-- Challenge --
Look through the data below. Show each line where the string "JSON" occurs.

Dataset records

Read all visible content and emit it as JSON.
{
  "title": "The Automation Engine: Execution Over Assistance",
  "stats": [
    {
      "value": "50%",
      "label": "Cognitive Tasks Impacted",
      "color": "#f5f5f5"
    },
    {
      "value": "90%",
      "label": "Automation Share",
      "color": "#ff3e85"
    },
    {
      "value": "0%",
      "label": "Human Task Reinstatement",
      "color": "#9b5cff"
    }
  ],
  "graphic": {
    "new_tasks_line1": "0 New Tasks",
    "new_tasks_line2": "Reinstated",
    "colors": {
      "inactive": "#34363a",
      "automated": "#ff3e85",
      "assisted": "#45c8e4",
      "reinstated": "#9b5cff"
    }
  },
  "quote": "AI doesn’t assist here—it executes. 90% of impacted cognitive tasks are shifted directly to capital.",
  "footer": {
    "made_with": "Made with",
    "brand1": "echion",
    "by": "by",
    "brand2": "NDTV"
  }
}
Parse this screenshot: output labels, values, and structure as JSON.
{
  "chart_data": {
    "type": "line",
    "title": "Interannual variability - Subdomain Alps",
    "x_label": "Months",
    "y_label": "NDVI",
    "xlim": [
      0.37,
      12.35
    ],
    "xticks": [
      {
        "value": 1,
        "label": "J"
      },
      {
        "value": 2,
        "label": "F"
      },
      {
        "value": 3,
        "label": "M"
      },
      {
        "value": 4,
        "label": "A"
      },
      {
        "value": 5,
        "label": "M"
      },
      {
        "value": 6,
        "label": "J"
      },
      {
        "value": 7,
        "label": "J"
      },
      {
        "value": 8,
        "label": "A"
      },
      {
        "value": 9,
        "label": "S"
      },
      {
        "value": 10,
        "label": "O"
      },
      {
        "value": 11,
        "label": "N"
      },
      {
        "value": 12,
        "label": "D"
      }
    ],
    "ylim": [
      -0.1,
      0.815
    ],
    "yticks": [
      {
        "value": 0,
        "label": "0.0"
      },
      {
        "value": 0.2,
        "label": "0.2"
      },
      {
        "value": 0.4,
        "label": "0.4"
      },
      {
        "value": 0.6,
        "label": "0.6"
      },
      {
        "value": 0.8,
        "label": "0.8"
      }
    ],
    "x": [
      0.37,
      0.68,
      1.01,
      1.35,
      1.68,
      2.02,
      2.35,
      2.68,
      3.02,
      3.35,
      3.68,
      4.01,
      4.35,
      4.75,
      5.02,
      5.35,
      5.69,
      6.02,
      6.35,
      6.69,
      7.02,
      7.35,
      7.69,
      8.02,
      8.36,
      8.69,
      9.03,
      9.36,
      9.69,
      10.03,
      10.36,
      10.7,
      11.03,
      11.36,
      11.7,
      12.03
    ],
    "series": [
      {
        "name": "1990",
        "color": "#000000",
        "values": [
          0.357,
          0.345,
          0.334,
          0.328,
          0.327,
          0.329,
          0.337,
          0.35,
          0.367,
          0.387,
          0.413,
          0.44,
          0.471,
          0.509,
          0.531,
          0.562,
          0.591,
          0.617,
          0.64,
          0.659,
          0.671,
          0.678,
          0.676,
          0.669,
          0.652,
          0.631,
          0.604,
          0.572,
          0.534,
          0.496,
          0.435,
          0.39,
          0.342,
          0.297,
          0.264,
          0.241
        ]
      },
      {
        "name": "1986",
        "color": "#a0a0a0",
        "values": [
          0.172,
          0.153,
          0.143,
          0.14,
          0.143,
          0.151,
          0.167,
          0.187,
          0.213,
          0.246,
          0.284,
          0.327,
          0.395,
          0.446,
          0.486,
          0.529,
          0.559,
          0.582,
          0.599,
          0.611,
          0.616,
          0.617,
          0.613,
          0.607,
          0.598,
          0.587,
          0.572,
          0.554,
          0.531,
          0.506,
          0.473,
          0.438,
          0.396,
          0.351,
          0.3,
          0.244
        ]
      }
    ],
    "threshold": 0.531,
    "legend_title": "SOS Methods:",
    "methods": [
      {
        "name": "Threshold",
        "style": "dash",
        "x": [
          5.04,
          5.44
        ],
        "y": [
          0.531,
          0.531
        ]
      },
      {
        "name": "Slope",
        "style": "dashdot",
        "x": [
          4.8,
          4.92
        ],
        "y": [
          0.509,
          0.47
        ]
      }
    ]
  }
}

-- Task answer --
Read all visible content and emit it as JSON.
Parse this screenshot: output labels, values, and structure as JSON.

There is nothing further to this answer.